• _INSTRUCTION_
Copy the lines holding the word "property", all of them.
+===+
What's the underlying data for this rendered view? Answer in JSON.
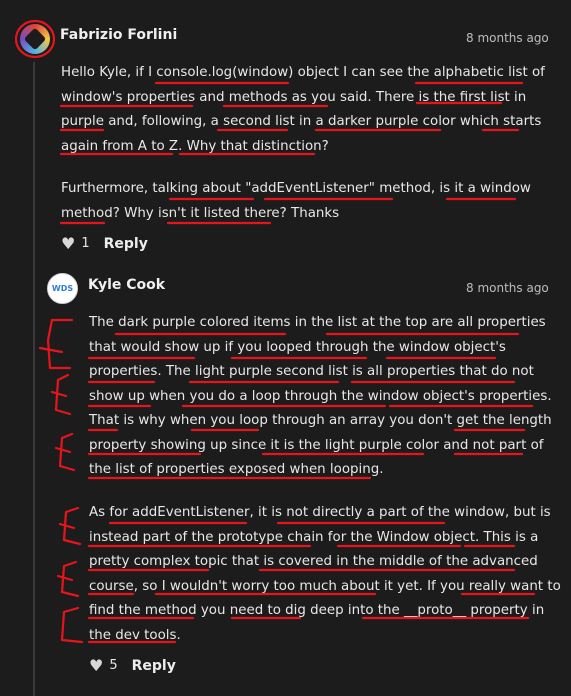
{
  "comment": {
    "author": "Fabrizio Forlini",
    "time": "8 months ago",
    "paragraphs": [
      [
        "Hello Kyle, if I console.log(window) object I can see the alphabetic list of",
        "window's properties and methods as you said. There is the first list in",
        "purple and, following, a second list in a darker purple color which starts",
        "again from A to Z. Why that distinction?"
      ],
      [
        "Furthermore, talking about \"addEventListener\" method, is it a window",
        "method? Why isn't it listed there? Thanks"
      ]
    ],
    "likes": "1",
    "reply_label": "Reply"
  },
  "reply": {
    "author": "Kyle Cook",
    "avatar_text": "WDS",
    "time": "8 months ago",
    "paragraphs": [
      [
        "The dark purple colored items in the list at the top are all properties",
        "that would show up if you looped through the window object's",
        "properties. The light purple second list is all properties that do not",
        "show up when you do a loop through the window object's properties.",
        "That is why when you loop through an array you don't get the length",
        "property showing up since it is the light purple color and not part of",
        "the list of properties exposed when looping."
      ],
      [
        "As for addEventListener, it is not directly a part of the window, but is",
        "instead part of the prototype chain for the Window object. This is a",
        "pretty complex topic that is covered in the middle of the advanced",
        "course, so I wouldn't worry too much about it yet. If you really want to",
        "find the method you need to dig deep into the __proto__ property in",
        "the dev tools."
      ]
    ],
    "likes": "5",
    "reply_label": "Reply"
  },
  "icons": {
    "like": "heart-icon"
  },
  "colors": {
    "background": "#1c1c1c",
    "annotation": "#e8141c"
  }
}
+===+
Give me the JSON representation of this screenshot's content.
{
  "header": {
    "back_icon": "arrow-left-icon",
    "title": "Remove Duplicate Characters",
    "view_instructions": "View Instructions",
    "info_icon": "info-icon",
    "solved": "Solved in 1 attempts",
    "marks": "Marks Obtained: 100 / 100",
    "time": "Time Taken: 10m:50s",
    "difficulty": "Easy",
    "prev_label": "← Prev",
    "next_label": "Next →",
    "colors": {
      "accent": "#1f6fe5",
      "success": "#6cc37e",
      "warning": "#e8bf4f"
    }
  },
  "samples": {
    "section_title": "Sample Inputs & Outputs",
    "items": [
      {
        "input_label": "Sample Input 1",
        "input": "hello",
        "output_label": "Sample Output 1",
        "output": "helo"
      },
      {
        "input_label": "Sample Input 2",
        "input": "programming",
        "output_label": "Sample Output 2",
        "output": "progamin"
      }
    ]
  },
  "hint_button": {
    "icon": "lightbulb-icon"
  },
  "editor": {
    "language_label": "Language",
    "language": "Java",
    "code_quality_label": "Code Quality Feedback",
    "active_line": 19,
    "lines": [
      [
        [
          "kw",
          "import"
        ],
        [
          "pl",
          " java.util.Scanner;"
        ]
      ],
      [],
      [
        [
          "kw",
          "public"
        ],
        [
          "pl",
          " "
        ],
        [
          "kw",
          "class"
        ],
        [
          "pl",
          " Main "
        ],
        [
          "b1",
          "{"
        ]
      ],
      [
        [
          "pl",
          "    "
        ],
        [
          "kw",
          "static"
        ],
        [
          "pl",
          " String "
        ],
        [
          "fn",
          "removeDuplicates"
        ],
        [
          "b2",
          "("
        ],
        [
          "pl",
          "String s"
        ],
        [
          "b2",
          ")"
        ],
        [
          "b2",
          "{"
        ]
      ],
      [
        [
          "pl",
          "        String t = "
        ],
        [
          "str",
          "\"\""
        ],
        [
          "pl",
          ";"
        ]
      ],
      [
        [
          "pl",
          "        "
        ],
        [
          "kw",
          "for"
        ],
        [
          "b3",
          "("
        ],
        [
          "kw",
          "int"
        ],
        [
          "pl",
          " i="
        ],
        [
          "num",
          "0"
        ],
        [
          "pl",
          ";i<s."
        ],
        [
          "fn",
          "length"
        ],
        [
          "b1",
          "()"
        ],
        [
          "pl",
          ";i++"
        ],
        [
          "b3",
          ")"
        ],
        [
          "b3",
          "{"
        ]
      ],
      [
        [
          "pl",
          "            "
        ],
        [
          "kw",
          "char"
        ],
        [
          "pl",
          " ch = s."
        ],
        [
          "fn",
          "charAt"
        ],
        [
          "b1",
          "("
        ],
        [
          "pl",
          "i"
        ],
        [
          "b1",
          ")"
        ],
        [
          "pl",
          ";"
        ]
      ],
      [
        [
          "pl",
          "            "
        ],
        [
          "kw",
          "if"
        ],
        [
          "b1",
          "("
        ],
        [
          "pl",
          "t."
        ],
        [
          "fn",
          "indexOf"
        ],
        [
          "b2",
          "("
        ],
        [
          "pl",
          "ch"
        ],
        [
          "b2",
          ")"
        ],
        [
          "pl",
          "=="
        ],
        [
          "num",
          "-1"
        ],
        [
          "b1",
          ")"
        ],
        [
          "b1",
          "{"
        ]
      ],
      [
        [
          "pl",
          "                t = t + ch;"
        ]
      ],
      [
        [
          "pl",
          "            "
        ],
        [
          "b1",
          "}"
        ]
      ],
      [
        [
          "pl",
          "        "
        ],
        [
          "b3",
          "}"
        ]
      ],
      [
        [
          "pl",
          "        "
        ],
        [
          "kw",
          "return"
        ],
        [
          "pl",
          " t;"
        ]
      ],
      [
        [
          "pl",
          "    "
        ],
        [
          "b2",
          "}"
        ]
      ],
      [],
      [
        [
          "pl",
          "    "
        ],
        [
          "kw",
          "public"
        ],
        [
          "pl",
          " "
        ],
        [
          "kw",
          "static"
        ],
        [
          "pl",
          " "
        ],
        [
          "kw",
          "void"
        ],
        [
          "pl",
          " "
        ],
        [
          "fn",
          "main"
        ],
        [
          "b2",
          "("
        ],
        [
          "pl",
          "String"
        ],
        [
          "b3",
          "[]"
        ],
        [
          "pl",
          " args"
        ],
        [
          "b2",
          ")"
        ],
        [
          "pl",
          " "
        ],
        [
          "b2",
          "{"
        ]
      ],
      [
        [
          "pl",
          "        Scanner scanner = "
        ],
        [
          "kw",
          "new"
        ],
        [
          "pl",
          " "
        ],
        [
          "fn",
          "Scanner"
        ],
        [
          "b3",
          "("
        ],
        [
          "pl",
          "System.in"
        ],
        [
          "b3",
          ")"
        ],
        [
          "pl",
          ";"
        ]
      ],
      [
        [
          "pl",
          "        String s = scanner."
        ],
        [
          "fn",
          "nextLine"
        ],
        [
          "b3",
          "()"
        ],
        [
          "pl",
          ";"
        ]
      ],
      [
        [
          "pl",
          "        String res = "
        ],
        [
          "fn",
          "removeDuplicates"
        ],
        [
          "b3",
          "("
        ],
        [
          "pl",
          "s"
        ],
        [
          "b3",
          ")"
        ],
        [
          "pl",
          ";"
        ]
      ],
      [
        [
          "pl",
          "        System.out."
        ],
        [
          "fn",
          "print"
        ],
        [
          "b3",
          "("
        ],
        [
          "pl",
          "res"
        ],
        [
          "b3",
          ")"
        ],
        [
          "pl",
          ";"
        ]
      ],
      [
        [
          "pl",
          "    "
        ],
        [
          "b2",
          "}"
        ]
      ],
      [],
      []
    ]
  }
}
+===+
• _WORKED ANSWER_
        "property showing up since it is the light purple color and not part of",
        "find the method you need to dig deep into the __proto__ property in",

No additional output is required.